SHORT PROBLEM:
Write out each line that follows exactly as it stands, without the pictures.

────────────────

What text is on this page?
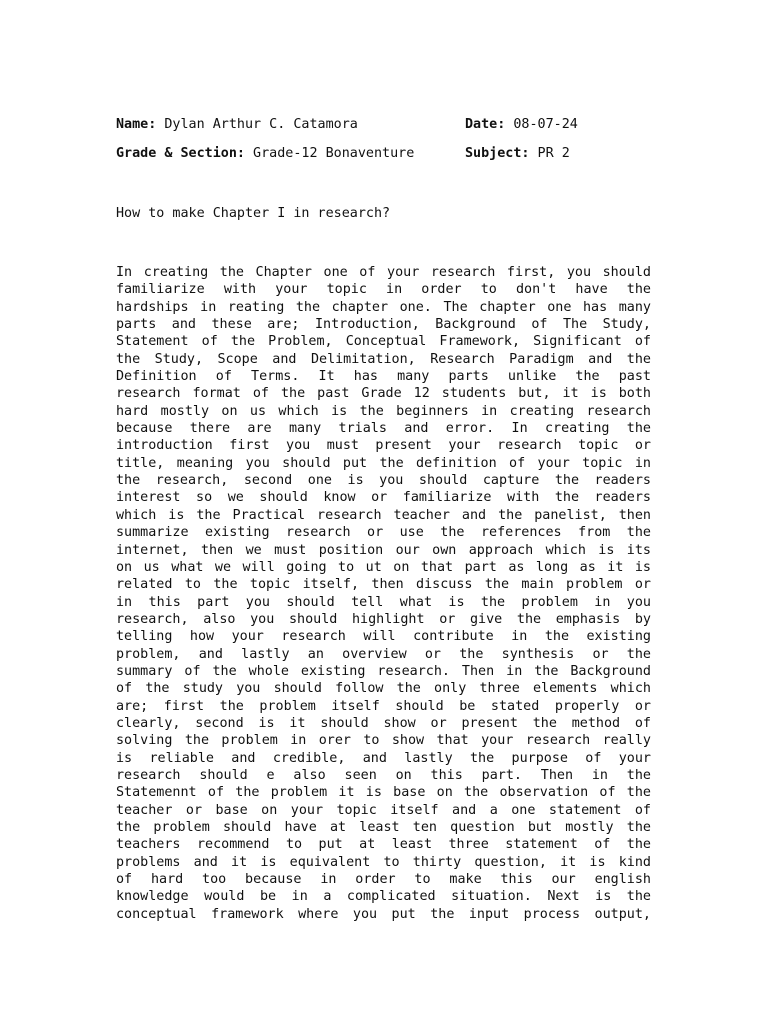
Name: Dylan Arthur C. Catamora

	Date: 08-07-24

Grade & Section: Grade-12 Bonaventure

	Subject: PR 2

How to make Chapter I in research?
In creating the Chapter one of your research first, you should
familiarize with your topic in order to don't have the
hardships in reating the chapter one. The chapter one has many
parts and these are; Introduction, Background of The Study,
Statement of the Problem, Conceptual Framework, Significant of
the Study, Scope and Delimitation, Research Paradigm and the
Definition of Terms. It has many parts unlike the past
research format of the past Grade 12 students but, it is both
hard mostly on us which is the beginners in creating research
because there are many trials and error. In creating the
introduction first you must present your research topic or
title, meaning you should put the definition of your topic in
the research, second one is you should capture the readers
interest so we should know or familiarize with the readers
which is the Practical research teacher and the panelist, then
summarize existing research or use the references from the
internet, then we must position our own approach which is its
on us what we will going to ut on that part as long as it is
related to the topic itself, then discuss the main problem or
in this part you should tell what is the problem in you
research, also you should highlight or give the emphasis by
telling how your research will contribute in the existing
problem, and lastly an overview or the synthesis or the
summary of the whole existing research. Then in the Background
of the study you should follow the only three elements which
are; first the problem itself should be stated properly or
clearly, second is it should show or present the method of
solving the problem in orer to show that your research really
is reliable and credible, and lastly the purpose of your
research should e also seen on this part. Then in the
Statemennt of the problem it is base on the observation of the
teacher or base on your topic itself and a one statement of
the problem should have at least ten question but mostly the
teachers recommend to put at least three statement of the
problems and it is equivalent to thirty question, it is kind
of hard too because in order to make this our english
knowledge would be in a complicated situation. Next is the
conceptual framework where you put the input process output,
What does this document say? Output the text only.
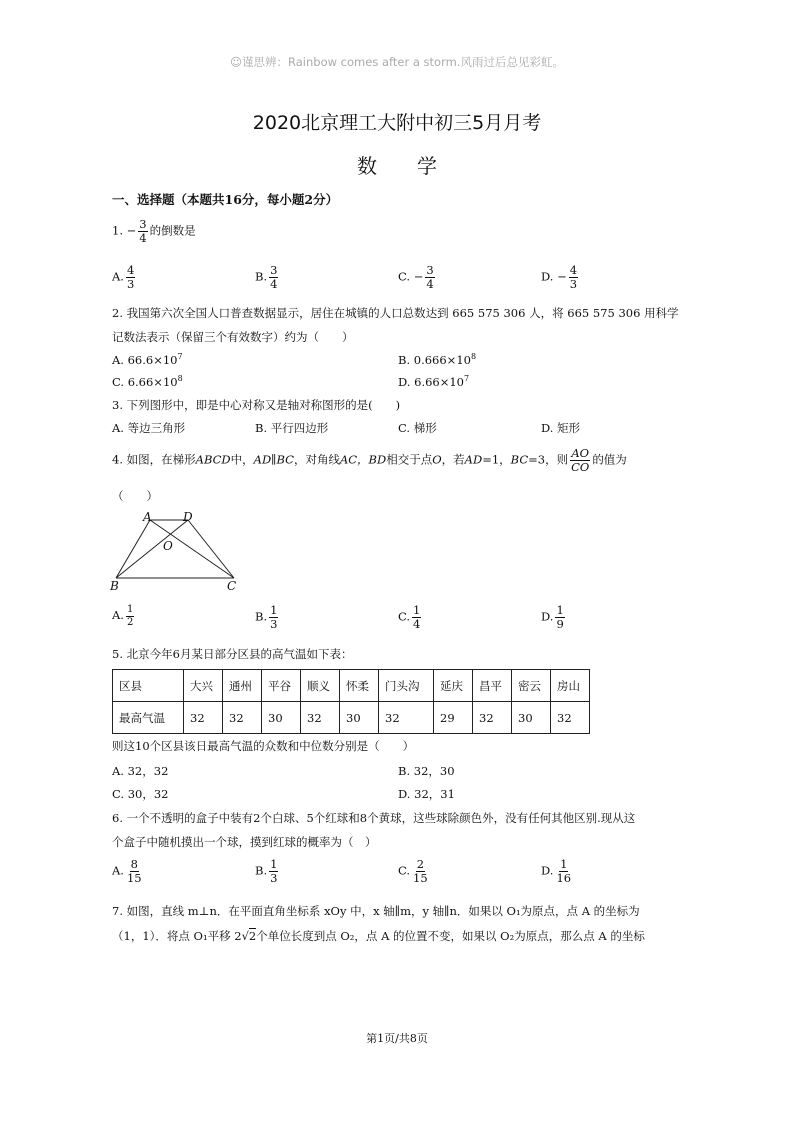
☺谨思辨：Rainbow comes after a storm.风雨过后总见彩虹。
2020北京理工大附中初三5月月考
数　　学
一、选择题（本题共16分，每小题2分）
1. − $\frac{3}{4}$ 的倒数是
A. $\frac{4}{3}$	B. $\frac{3}{4}$	C. − $\frac{3}{4}$	D. − $\frac{4}{3}$
2. 我国第六次全国人口普查数据显示，居住在城镇的人口总数达到 665 575 306 人，将 665 575 306 用科学
记数法表示（保留三个有效数字）约为（　　）
A. $66.6\times 10^7$	B. $0.666\times 10^8$
C. $6.66\times 10^8$	D. $6.66\times 10^7$
3. 下列图形中，即是中心对称又是轴对称图形的是(　　)
A. 等边三角形	B. 平行四边形	C. 梯形	D. 矩形
4. 如图，在梯形ABCD中，AD∥BC，对角线AC，BD相交于点O，若AD=1，BC=3，则 $\frac{AO}{CO}$ 的值为
（　　）
A	D
O
B	C
A. $\frac{1}{2}$	B. $\frac{1}{3}$	C. $\frac{1}{4}$	D. $\frac{1}{9}$
5. 北京今年6月某日部分区县的高气温如下表：
区县	大兴	通州	平谷	顺义	怀柔	门头沟	延庆	昌平	密云	房山
最高气温	32	32	30	32	30	32	29	32	30	32
则这10个区县该日最高气温的众数和中位数分别是（　　）
A. 32，32	B. 32，30
C. 30，32	D. 32，31
6. 一个不透明的盒子中装有2个白球、5个红球和8个黄球，这些球除颜色外，没有任何其他区别.现从这
个盒子中随机摸出一个球，摸到红球的概率为（　）
A. $\frac{8}{15}$	B. $\frac{1}{3}$	C. $\frac{2}{15}$	D. $\frac{1}{16}$
7. 如图，直线 m⊥n．在平面直角坐标系 xOy 中，x 轴∥m，y 轴∥n．如果以 O₁为原点，点 A 的坐标为
（1，1）．将点 O₁平移 2√2个单位长度到点 O₂，点 A 的位置不变，如果以 O₂为原点，那么点 A 的坐标
第1页/共8页
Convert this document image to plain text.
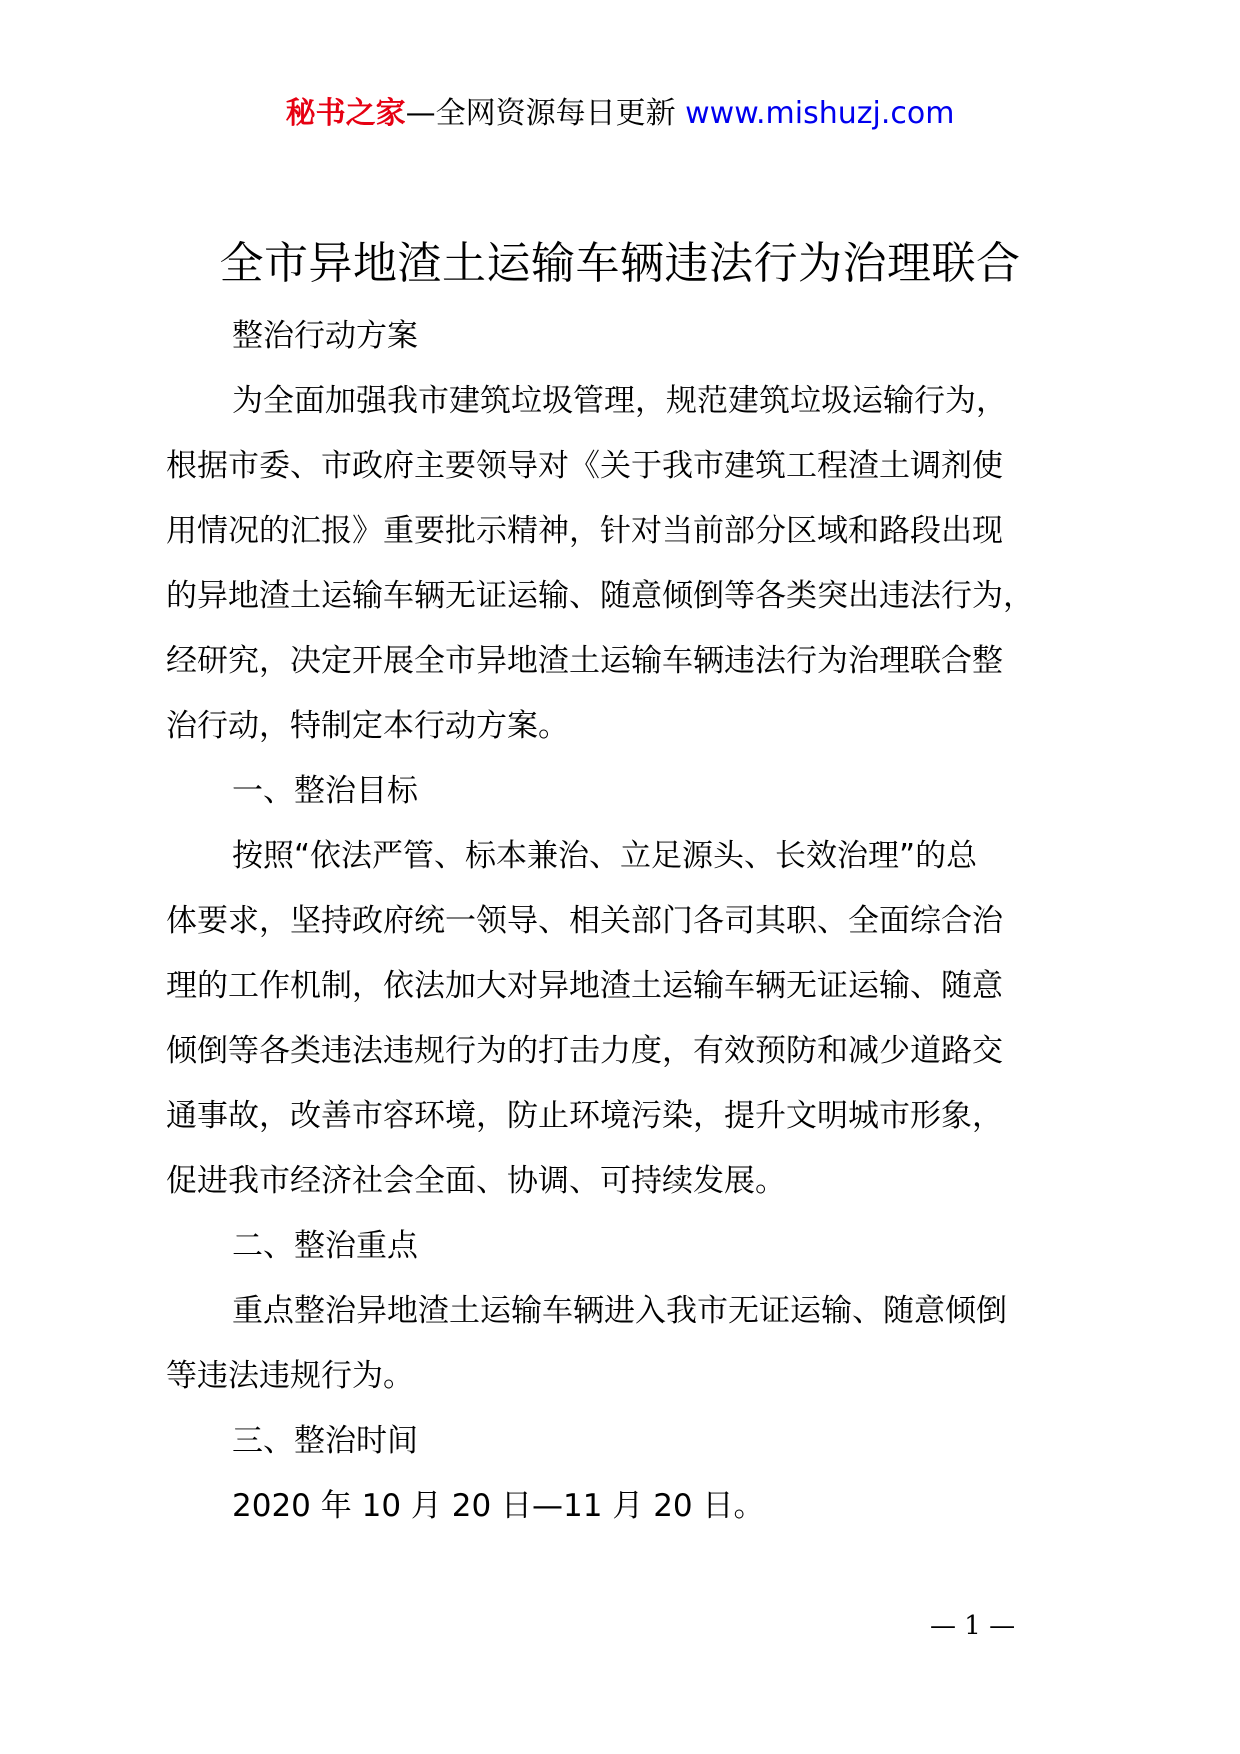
秘书之家—全网资源每日更新 www.mishuzj.com
全市异地渣土运输车辆违法行为治理联合
整治行动方案
为全面加强我市建筑垃圾管理，规范建筑垃圾运输行为，
根据市委、市政府主要领导对《关于我市建筑工程渣土调剂使
用情况的汇报》重要批示精神，针对当前部分区域和路段出现
的异地渣土运输车辆无证运输、随意倾倒等各类突出违法行为，
经研究，决定开展全市异地渣土运输车辆违法行为治理联合整
治行动，特制定本行动方案。
一、整治目标
按照“依法严管、标本兼治、立足源头、长效治理”的总
体要求，坚持政府统一领导、相关部门各司其职、全面综合治
理的工作机制，依法加大对异地渣土运输车辆无证运输、随意
倾倒等各类违法违规行为的打击力度，有效预防和减少道路交
通事故，改善市容环境，防止环境污染，提升文明城市形象，
促进我市经济社会全面、协调、可持续发展。
二、整治重点
重点整治异地渣土运输车辆进入我市无证运输、随意倾倒
等违法违规行为。
三、整治时间
2020 年 10 月 20 日—11 月 20 日。
— 1 —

────────────────

TASK ANSWER:
What text is on this page?
Name: Dylan Arthur C. Catamora

	Date: 08-07-24

Grade & Section: Grade-12 Bonaventure

	Subject: PR 2

How to make Chapter I in research?
In creating the Chapter one of your research first, you should
familiarize with your topic in order to don't have the
hardships in reating the chapter one. The chapter one has many
parts and these are; Introduction, Background of The Study,
Statement of the Problem, Conceptual Framework, Significant of
the Study, Scope and Delimitation, Research Paradigm and the
Definition of Terms. It has many parts unlike the past
research format of the past Grade 12 students but, it is both
hard mostly on us which is the beginners in creating research
because there are many trials and error. In creating the
introduction first you must present your research topic or
title, meaning you should put the definition of your topic in
the research, second one is you should capture the readers
interest so we should know or familiarize with the readers
which is the Practical research teacher and the panelist, then
summarize existing research or use the references from the
internet, then we must position our own approach which is its
on us what we will going to ut on that part as long as it is
related to the topic itself, then discuss the main problem or
in this part you should tell what is the problem in you
research, also you should highlight or give the emphasis by
telling how your research will contribute in the existing
problem, and lastly an overview or the synthesis or the
summary of the whole existing research. Then in the Background
of the study you should follow the only three elements which
are; first the problem itself should be stated properly or
clearly, second is it should show or present the method of
solving the problem in orer to show that your research really
is reliable and credible, and lastly the purpose of your
research should e also seen on this part. Then in the
Statemennt of the problem it is base on the observation of the
teacher or base on your topic itself and a one statement of
the problem should have at least ten question but mostly the
teachers recommend to put at least three statement of the
problems and it is equivalent to thirty question, it is kind
of hard too because in order to make this our english
knowledge would be in a complicated situation. Next is the
conceptual framework where you put the input process output,
What does this document say? Output the text only.
☺谨思辨：Rainbow comes after a storm.风雨过后总见彩虹。
2020北京理工大附中初三5月月考
数　　学
一、选择题（本题共16分，每小题2分）
1. − $\frac{3}{4}$ 的倒数是
A. $\frac{4}{3}$	B. $\frac{3}{4}$	C. − $\frac{3}{4}$	D. − $\frac{4}{3}$
2. 我国第六次全国人口普查数据显示，居住在城镇的人口总数达到 665 575 306 人，将 665 575 306 用科学
记数法表示（保留三个有效数字）约为（　　）
A. $66.6\times 10^7$	B. $0.666\times 10^8$
C. $6.66\times 10^8$	D. $6.66\times 10^7$
3. 下列图形中，即是中心对称又是轴对称图形的是(　　)
A. 等边三角形	B. 平行四边形	C. 梯形	D. 矩形
4. 如图，在梯形ABCD中，AD∥BC，对角线AC，BD相交于点O，若AD=1，BC=3，则 $\frac{AO}{CO}$ 的值为
（　　）
A	D
O
B	C
A. $\frac{1}{2}$	B. $\frac{1}{3}$	C. $\frac{1}{4}$	D. $\frac{1}{9}$
5. 北京今年6月某日部分区县的高气温如下表：
区县	大兴	通州	平谷	顺义	怀柔	门头沟	延庆	昌平	密云	房山
最高气温	32	32	30	32	30	32	29	32	30	32
则这10个区县该日最高气温的众数和中位数分别是（　　）
A. 32，32	B. 32，30
C. 30，32	D. 32，31
6. 一个不透明的盒子中装有2个白球、5个红球和8个黄球，这些球除颜色外，没有任何其他区别.现从这
个盒子中随机摸出一个球，摸到红球的概率为（　）
A. $\frac{8}{15}$	B. $\frac{1}{3}$	C. $\frac{2}{15}$	D. $\frac{1}{16}$
7. 如图，直线 m⊥n．在平面直角坐标系 xOy 中，x 轴∥m，y 轴∥n．如果以 O₁为原点，点 A 的坐标为
（1，1）．将点 O₁平移 2√2个单位长度到点 O₂，点 A 的位置不变，如果以 O₂为原点，那么点 A 的坐标
第1页/共8页
Convert this document image to plain text.
秘书之家—全网资源每日更新 www.mishuzj.com
全市异地渣土运输车辆违法行为治理联合
整治行动方案
为全面加强我市建筑垃圾管理，规范建筑垃圾运输行为，
根据市委、市政府主要领导对《关于我市建筑工程渣土调剂使
用情况的汇报》重要批示精神，针对当前部分区域和路段出现
的异地渣土运输车辆无证运输、随意倾倒等各类突出违法行为，
经研究，决定开展全市异地渣土运输车辆违法行为治理联合整
治行动，特制定本行动方案。
一、整治目标
按照“依法严管、标本兼治、立足源头、长效治理”的总
体要求，坚持政府统一领导、相关部门各司其职、全面综合治
理的工作机制，依法加大对异地渣土运输车辆无证运输、随意
倾倒等各类违法违规行为的打击力度，有效预防和减少道路交
通事故，改善市容环境，防止环境污染，提升文明城市形象，
促进我市经济社会全面、协调、可持续发展。
二、整治重点
重点整治异地渣土运输车辆进入我市无证运输、随意倾倒
等违法违规行为。
三、整治时间
2020 年 10 月 20 日—11 月 20 日。
— 1 —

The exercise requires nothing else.